- Exercise prompt:
In how many lines does the string "организацией" appear? Answer with the number only.

- Source material:
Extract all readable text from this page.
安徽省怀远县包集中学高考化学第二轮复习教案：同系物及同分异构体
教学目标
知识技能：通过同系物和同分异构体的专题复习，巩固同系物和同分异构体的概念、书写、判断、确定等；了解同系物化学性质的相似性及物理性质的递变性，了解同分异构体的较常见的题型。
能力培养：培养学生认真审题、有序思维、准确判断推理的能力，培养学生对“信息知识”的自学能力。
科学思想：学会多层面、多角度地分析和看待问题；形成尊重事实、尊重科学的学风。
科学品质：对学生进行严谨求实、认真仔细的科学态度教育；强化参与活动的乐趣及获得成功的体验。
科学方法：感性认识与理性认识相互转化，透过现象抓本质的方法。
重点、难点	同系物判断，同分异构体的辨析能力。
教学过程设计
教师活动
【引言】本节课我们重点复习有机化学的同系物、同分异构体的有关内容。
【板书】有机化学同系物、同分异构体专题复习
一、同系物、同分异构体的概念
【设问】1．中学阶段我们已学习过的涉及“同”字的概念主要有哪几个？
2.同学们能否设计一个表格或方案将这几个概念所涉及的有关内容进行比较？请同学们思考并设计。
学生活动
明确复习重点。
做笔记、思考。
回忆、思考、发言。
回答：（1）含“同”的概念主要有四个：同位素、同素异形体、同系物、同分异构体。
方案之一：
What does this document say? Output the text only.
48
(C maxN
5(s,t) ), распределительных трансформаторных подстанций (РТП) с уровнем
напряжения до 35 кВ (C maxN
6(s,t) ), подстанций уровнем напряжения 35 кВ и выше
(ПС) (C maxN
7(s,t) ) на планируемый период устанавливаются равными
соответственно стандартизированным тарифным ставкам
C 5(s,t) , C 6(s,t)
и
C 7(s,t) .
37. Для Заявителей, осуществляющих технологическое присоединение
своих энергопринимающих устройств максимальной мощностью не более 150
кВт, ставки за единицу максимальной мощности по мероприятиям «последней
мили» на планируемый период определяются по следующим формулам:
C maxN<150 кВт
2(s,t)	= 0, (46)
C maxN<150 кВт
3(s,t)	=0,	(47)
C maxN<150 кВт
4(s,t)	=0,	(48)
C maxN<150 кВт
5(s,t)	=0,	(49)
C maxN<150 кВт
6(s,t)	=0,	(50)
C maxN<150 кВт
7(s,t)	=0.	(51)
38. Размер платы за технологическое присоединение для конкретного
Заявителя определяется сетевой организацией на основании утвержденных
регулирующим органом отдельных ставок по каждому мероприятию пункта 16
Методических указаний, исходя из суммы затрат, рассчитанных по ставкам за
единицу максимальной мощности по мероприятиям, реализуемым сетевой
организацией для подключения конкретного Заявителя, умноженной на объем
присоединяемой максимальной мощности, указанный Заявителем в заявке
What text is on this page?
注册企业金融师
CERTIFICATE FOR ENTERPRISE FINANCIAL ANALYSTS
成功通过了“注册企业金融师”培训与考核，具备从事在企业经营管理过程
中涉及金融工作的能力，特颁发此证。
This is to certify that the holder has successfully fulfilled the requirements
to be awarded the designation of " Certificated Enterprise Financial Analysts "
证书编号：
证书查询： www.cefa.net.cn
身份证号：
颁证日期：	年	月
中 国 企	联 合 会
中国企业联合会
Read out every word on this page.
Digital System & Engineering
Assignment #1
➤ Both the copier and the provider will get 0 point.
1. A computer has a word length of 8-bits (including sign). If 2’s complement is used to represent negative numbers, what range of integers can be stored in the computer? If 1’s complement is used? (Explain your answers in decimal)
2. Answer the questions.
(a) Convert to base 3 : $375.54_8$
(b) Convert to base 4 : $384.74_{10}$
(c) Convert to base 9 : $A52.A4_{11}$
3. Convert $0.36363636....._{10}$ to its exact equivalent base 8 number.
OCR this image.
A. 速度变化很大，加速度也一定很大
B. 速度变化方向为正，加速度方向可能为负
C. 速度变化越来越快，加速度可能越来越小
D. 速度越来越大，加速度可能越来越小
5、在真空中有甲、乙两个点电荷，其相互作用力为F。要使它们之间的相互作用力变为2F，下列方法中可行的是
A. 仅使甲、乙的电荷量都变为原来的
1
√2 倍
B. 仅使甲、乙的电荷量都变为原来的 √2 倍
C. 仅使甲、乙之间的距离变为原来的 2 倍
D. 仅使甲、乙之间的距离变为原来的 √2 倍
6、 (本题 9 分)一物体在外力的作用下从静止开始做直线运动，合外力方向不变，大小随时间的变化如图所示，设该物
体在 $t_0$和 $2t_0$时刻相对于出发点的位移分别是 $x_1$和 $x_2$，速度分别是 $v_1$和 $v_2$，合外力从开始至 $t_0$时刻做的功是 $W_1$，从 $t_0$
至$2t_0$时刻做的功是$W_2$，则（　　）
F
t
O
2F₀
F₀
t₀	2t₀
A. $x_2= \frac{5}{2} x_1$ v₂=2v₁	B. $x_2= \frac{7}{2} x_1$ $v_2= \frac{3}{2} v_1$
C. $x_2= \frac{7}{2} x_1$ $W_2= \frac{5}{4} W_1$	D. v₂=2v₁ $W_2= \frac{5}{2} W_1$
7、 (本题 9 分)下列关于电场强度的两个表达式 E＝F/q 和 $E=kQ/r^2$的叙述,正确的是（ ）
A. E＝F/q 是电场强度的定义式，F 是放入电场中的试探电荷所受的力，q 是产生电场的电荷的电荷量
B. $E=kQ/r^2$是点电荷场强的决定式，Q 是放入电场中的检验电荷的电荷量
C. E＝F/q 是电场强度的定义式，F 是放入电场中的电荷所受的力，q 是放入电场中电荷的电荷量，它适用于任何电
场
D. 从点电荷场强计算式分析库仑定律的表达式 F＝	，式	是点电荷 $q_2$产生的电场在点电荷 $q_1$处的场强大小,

- Correct output:
2